[BEGIN RECORDS SUPPLIED]

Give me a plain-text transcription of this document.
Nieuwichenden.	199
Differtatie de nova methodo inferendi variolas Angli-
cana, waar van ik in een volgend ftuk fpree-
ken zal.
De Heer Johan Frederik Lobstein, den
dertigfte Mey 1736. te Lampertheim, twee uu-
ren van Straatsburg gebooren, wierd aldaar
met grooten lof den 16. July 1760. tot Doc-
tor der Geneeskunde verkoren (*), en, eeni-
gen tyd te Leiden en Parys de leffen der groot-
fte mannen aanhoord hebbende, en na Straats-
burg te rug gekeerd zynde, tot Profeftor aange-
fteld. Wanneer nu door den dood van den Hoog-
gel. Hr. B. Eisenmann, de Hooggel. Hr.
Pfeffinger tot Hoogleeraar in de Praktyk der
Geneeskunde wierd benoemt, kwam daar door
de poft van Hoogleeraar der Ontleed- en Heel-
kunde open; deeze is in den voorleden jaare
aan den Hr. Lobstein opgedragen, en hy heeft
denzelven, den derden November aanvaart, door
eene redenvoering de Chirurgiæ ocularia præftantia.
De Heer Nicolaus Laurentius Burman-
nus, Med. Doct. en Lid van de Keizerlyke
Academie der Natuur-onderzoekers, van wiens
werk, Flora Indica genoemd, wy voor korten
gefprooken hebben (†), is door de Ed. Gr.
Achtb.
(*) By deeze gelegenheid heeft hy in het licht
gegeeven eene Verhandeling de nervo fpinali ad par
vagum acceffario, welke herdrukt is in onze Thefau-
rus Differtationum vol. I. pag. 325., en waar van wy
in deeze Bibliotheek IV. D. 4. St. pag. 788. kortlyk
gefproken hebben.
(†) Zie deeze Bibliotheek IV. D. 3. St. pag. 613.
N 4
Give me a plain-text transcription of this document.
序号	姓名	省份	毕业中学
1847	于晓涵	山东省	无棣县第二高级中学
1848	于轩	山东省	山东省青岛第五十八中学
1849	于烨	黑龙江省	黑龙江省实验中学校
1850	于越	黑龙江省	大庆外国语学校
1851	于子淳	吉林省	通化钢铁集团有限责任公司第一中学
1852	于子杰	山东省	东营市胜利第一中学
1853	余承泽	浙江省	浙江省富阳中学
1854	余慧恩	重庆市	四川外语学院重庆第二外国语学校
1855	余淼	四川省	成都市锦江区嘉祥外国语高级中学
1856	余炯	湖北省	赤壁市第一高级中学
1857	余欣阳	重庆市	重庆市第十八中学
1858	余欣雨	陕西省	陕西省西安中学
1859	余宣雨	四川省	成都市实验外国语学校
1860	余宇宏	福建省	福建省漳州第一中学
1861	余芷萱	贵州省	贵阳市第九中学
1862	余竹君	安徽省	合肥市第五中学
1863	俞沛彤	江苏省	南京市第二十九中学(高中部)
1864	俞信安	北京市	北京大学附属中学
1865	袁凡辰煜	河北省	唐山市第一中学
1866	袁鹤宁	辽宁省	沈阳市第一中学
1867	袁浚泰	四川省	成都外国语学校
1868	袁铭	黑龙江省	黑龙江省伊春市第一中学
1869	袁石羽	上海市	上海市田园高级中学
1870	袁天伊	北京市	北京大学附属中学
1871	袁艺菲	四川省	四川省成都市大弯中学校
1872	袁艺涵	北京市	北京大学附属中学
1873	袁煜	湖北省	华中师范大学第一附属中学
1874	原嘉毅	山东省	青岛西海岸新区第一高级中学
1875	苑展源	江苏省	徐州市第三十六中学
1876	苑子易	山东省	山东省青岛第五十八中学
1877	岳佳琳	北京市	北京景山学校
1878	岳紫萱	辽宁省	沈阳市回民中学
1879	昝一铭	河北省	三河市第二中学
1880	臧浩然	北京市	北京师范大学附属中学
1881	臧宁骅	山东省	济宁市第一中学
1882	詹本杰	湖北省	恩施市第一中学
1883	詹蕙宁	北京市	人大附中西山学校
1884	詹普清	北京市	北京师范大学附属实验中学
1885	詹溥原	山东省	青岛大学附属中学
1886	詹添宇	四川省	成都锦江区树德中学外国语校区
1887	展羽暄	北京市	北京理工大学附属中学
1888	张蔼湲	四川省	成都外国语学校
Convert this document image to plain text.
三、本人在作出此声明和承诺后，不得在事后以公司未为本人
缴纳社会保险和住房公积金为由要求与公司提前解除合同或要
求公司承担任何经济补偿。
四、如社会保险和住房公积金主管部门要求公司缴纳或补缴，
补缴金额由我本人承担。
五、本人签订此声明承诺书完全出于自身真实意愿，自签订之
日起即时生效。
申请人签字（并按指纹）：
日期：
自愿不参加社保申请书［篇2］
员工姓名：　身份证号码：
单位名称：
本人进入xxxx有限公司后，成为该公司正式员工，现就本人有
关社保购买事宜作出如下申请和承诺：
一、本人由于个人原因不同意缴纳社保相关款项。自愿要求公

[END RECORDS SUPPLIED]

**REQUIRED TASK**
Extract each line from the listing that holds the word "heeft".

**EXERCISE ANSWER**
aan den Hr. Lobstein opgedragen, en hy heeft
(*) By deeze gelegenheid heeft hy in het licht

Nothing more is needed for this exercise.